**EXERCISE DETAILS**. Using the data below, tally the lines that include the string "exclusive". Only the number is wanted.

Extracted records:
## begin

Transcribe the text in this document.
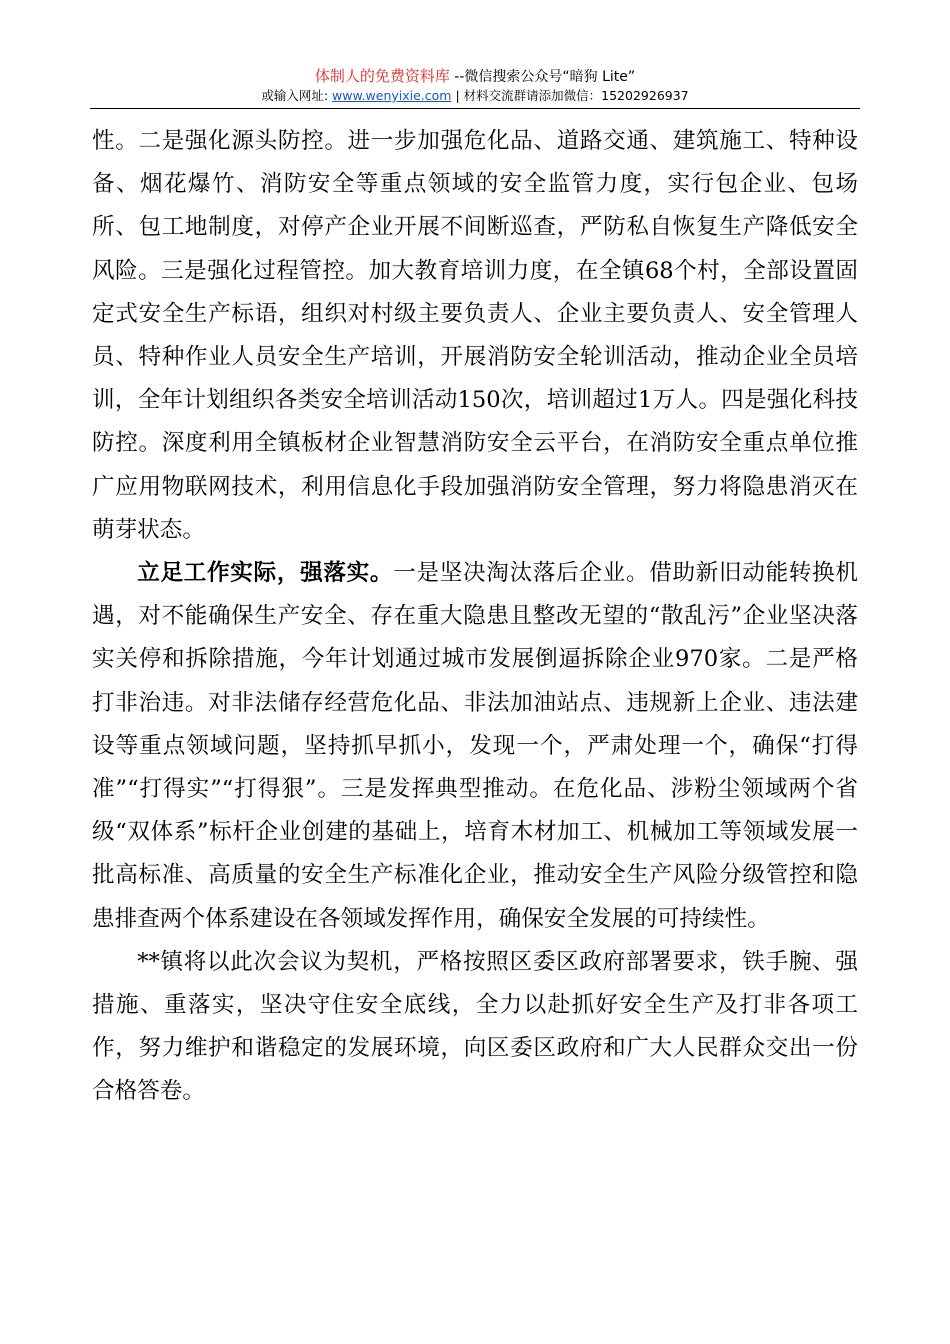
体制人的免费资料库 --微信搜索公众号“暗狗 Lite”
或输入网址: www.wenyixie.com | 材料交流群请添加微信：15202926937

性。二是强化源头防控。进一步加强危化品、道路交通、建筑施工、特种设备、烟花爆竹、消防安全等重点领域的安全监管力度，实行包企业、包场所、包工地制度，对停产企业开展不间断巡查，严防私自恢复生产降低安全风险。三是强化过程管控。加大教育培训力度，在全镇68个村，全部设置固定式安全生产标语，组织对村级主要负责人、企业主要负责人、安全管理人员、特种作业人员安全生产培训，开展消防安全轮训活动，推动企业全员培训，全年计划组织各类安全培训活动150次，培训超过1万人。四是强化科技防控。深度利用全镇板材企业智慧消防安全云平台，在消防安全重点单位推广应用物联网技术，利用信息化手段加强消防安全管理，努力将隐患消灭在萌芽状态。

立足工作实际，强落实。一是坚决淘汰落后企业。借助新旧动能转换机遇，对不能确保生产安全、存在重大隐患且整改无望的“散乱污”企业坚决落实关停和拆除措施，今年计划通过城市发展倒逼拆除企业970家。二是严格打非治违。对非法储存经营危化品、非法加油站点、违规新上企业、违法建设等重点领域问题，坚持抓早抓小，发现一个，严肃处理一个，确保“打得准”“打得实”“打得狠”。三是发挥典型推动。在危化品、涉粉尘领域两个省级“双体系”标杆企业创建的基础上，培育木材加工、机械加工等领域发展一批高标准、高质量的安全生产标准化企业，推动安全生产风险分级管控和隐患排查两个体系建设在各领域发挥作用，确保安全发展的可持续性。

**镇将以此次会议为契机，严格按照区委区政府部署要求，铁手腕、强措施、重落实，坚决守住安全底线，全力以赴抓好安全生产及打非各项工作，努力维护和谐稳定的发展环境，向区委区政府和广大人民群众交出一份合格答卷。
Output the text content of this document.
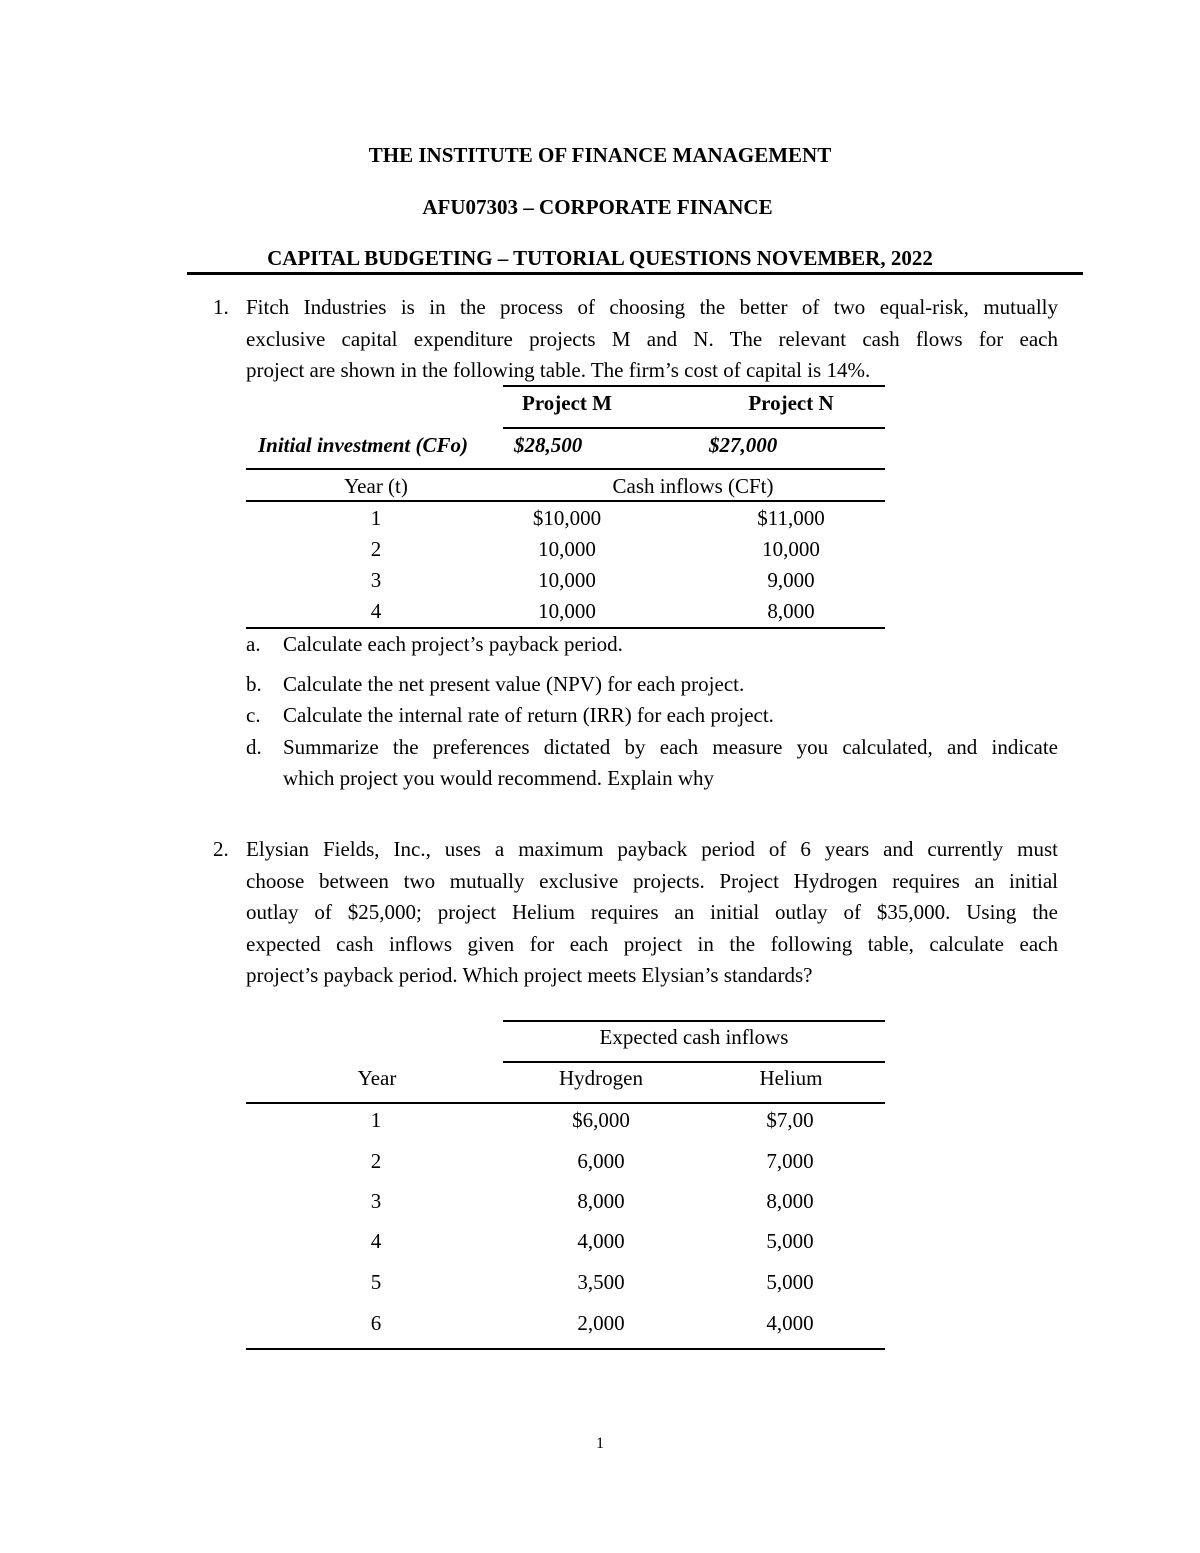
THE INSTITUTE OF FINANCE MANAGEMENT
AFU07303 – CORPORATE FINANCE
CAPITAL BUDGETING – TUTORIAL QUESTIONS NOVEMBER, 2022
1. Fitch Industries is in the process of choosing the better of two equal-risk, mutually
exclusive capital expenditure projects M and N. The relevant cash flows for each
project are shown in the following table. The firm’s cost of capital is 14%.
Project M	Project N
Initial investment (CFo) $28,500	$27,000
Year (t)	Cash inflows (CFt)
1	$10,000	$11,000
2	10,000	10,000
3	10,000	9,000
4	10,000	8,000
a. Calculate each project’s payback period.
b. Calculate the net present value (NPV) for each project.
c. Calculate the internal rate of return (IRR) for each project.
d. Summarize the preferences dictated by each measure you calculated, and indicate
which project you would recommend. Explain why
2. Elysian Fields, Inc., uses a maximum payback period of 6 years and currently must
choose between two mutually exclusive projects. Project Hydrogen requires an initial
outlay of $25,000; project Helium requires an initial outlay of $35,000. Using the
expected cash inflows given for each project in the following table, calculate each
project’s payback period. Which project meets Elysian’s standards?
Expected cash inflows
Year	Hydrogen	Helium
1	$6,000	$7,00
2	6,000	7,000
3	8,000	8,000
4	4,000	5,000
5	3,500	5,000
6	2,000	4,000
1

## end

**SOLUTION**. 2